RECORDED INFORMATION
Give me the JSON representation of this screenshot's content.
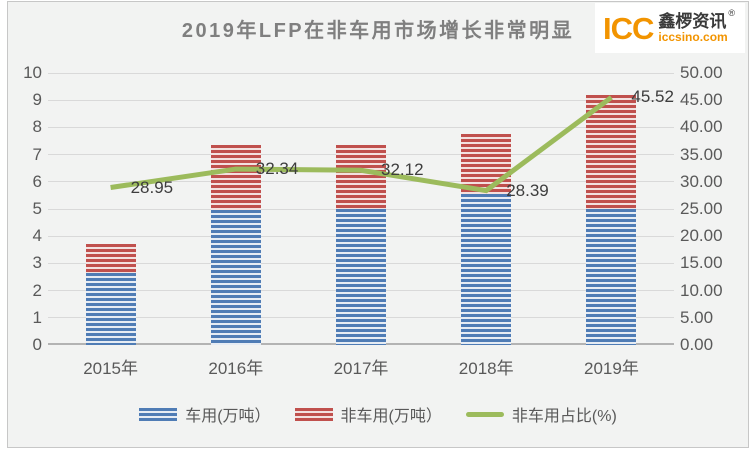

--

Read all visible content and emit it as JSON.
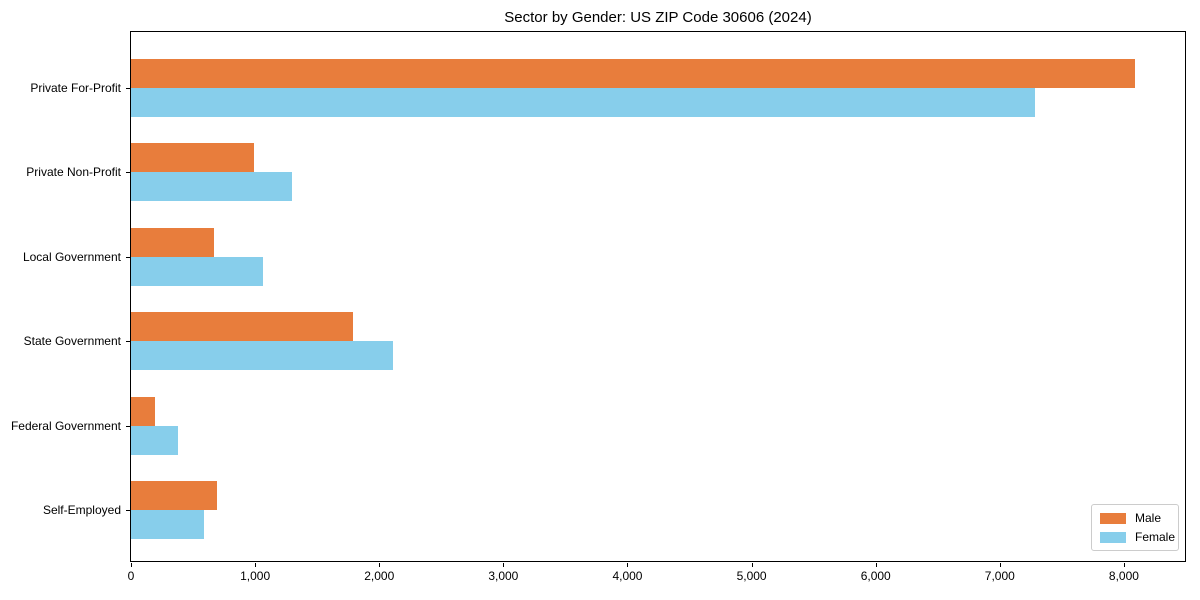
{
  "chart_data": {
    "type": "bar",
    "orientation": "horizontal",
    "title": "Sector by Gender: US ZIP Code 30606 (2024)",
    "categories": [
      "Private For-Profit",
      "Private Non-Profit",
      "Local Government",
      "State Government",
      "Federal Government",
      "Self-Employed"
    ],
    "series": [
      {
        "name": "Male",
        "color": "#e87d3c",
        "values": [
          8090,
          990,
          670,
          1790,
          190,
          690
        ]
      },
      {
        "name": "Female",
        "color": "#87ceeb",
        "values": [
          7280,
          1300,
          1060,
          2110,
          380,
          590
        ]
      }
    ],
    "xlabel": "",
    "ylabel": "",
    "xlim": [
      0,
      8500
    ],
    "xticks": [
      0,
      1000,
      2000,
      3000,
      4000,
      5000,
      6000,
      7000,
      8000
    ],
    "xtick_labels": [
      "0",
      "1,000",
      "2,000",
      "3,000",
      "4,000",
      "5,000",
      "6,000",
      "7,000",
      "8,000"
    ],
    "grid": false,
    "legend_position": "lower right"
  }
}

==

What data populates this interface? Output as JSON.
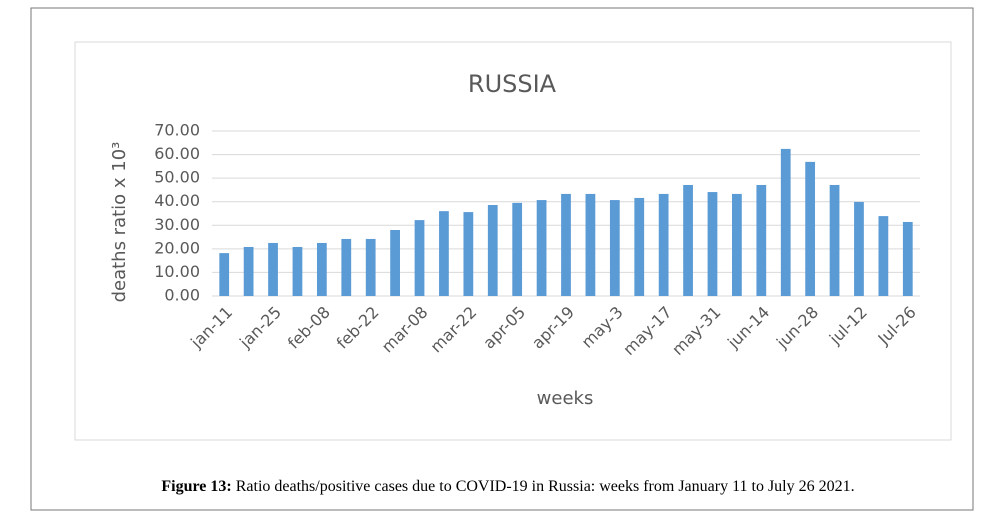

JOB
Count every line bearing the word "this"; report the total only.

FULL ANSWER
2